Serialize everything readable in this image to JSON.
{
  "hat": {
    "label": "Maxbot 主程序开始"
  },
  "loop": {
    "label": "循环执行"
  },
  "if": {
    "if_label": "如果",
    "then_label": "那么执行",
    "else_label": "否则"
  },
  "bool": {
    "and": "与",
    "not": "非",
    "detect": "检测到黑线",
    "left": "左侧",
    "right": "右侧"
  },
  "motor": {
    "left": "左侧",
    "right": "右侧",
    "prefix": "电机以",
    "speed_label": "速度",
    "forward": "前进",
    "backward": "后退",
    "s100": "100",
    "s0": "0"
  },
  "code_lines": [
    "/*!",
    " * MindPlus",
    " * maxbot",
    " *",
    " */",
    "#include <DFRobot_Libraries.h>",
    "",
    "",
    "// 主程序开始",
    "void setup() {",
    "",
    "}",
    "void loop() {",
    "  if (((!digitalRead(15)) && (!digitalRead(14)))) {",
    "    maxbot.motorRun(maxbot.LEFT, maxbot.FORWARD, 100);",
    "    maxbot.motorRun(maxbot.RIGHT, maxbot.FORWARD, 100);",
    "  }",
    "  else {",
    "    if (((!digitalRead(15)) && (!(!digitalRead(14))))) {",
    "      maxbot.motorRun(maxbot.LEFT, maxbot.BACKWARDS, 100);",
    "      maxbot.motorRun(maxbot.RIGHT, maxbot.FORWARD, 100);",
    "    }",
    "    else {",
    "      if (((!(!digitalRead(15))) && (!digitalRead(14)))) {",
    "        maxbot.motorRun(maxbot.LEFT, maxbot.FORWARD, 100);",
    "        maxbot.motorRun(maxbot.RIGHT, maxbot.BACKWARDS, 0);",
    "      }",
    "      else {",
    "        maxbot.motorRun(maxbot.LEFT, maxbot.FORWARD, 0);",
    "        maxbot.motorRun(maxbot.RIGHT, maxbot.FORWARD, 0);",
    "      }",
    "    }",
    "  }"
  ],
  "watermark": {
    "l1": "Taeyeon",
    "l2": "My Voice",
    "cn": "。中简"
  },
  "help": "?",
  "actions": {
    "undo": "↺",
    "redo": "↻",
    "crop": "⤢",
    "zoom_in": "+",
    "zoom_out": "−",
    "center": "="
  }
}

Exercise aim:
From the records above, extract every line exactly as it stands.

The output:
Serialize everything readable in this image to JSON.
{
  "hat": {
    "label": "Maxbot 主程序开始"
  },
  "loop": {
    "label": "循环执行"
  },
  "if": {
    "if_label": "如果",
    "then_label": "那么执行",
    "else_label": "否则"
  },
  "bool": {
    "and": "与",
    "not": "非",
    "detect": "检测到黑线",
    "left": "左侧",
    "right": "右侧"
  },
  "motor": {
    "left": "左侧",
    "right": "右侧",
    "prefix": "电机以",
    "speed_label": "速度",
    "forward": "前进",
    "backward": "后退",
    "s100": "100",
    "s0": "0"
  },
  "code_lines": [
    "/*!",
    " * MindPlus",
    " * maxbot",
    " *",
    " */",
    "#include <DFRobot_Libraries.h>",
    "",
    "",
    "// 主程序开始",
    "void setup() {",
    "",
    "}",
    "void loop() {",
    "  if (((!digitalRead(15)) && (!digitalRead(14)))) {",
    "    maxbot.motorRun(maxbot.LEFT, maxbot.FORWARD, 100);",
    "    maxbot.motorRun(maxbot.RIGHT, maxbot.FORWARD, 100);",
    "  }",
    "  else {",
    "    if (((!digitalRead(15)) && (!(!digitalRead(14))))) {",
    "      maxbot.motorRun(maxbot.LEFT, maxbot.BACKWARDS, 100);",
    "      maxbot.motorRun(maxbot.RIGHT, maxbot.FORWARD, 100);",
    "    }",
    "    else {",
    "      if (((!(!digitalRead(15))) && (!digitalRead(14)))) {",
    "        maxbot.motorRun(maxbot.LEFT, maxbot.FORWARD, 100);",
    "        maxbot.motorRun(maxbot.RIGHT, maxbot.BACKWARDS, 0);",
    "      }",
    "      else {",
    "        maxbot.motorRun(maxbot.LEFT, maxbot.FORWARD, 0);",
    "        maxbot.motorRun(maxbot.RIGHT, maxbot.FORWARD, 0);",
    "      }",
    "    }",
    "  }"
  ],
  "watermark": {
    "l1": "Taeyeon",
    "l2": "My Voice",
    "cn": "。中简"
  },
  "help": "?",
  "actions": {
    "undo": "↺",
    "redo": "↻",
    "crop": "⤢",
    "zoom_in": "+",
    "zoom_out": "−",
    "center": "="
  }
}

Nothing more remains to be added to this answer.